**Material supplied:**
○ ○ ○ ○
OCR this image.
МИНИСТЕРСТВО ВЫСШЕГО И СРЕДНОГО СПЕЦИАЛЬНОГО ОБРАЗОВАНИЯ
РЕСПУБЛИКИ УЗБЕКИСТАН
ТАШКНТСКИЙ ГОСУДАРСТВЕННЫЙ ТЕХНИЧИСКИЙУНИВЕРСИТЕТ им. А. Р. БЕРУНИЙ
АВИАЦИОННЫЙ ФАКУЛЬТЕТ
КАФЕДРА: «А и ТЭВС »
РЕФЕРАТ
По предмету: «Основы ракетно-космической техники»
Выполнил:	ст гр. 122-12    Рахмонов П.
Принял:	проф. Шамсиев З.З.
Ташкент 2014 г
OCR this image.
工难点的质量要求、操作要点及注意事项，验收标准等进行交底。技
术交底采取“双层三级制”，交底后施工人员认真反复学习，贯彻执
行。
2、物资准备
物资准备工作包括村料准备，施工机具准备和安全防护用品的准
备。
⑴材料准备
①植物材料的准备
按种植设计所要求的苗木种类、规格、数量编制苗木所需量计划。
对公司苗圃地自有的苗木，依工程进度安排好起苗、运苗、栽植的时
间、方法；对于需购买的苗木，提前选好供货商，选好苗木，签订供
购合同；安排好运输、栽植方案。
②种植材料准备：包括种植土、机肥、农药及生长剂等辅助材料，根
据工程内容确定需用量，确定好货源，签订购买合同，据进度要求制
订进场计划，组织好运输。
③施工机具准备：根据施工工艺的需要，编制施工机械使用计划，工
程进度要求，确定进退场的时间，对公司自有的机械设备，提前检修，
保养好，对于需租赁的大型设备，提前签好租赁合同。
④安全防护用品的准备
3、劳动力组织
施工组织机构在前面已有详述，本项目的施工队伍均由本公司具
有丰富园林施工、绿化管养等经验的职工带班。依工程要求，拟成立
○ ○ ○ ○
Repeat back the data above, exact to the last character.

OCR this image.
МИНИСТЕРСТВО ВЫСШЕГО И СРЕДНОГО СПЕЦИАЛЬНОГО ОБРАЗОВАНИЯ
РЕСПУБЛИКИ УЗБЕКИСТАН
ТАШКНТСКИЙ ГОСУДАРСТВЕННЫЙ ТЕХНИЧИСКИЙУНИВЕРСИТЕТ им. А. Р. БЕРУНИЙ
АВИАЦИОННЫЙ ФАКУЛЬТЕТ
КАФЕДРА: «А и ТЭВС »
РЕФЕРАТ
По предмету: «Основы ракетно-космической техники»
Выполнил:	ст гр. 122-12    Рахмонов П.
Принял:	проф. Шамсиев З.З.
Ташкент 2014 г
OCR this image.
工难点的质量要求、操作要点及注意事项，验收标准等进行交底。技
术交底采取“双层三级制”，交底后施工人员认真反复学习，贯彻执
行。
2、物资准备
物资准备工作包括村料准备，施工机具准备和安全防护用品的准
备。
⑴材料准备
①植物材料的准备
按种植设计所要求的苗木种类、规格、数量编制苗木所需量计划。
对公司苗圃地自有的苗木，依工程进度安排好起苗、运苗、栽植的时
间、方法；对于需购买的苗木，提前选好供货商，选好苗木，签订供
购合同；安排好运输、栽植方案。
②种植材料准备：包括种植土、机肥、农药及生长剂等辅助材料，根
据工程内容确定需用量，确定好货源，签订购买合同，据进度要求制
订进场计划，组织好运输。
③施工机具准备：根据施工工艺的需要，编制施工机械使用计划，工
程进度要求，确定进退场的时间，对公司自有的机械设备，提前检修，
保养好，对于需租赁的大型设备，提前签好租赁合同。
④安全防护用品的准备
3、劳动力组织
施工组织机构在前面已有详述，本项目的施工队伍均由本公司具
有丰富园林施工、绿化管养等经验的职工带班。依工程要求，拟成立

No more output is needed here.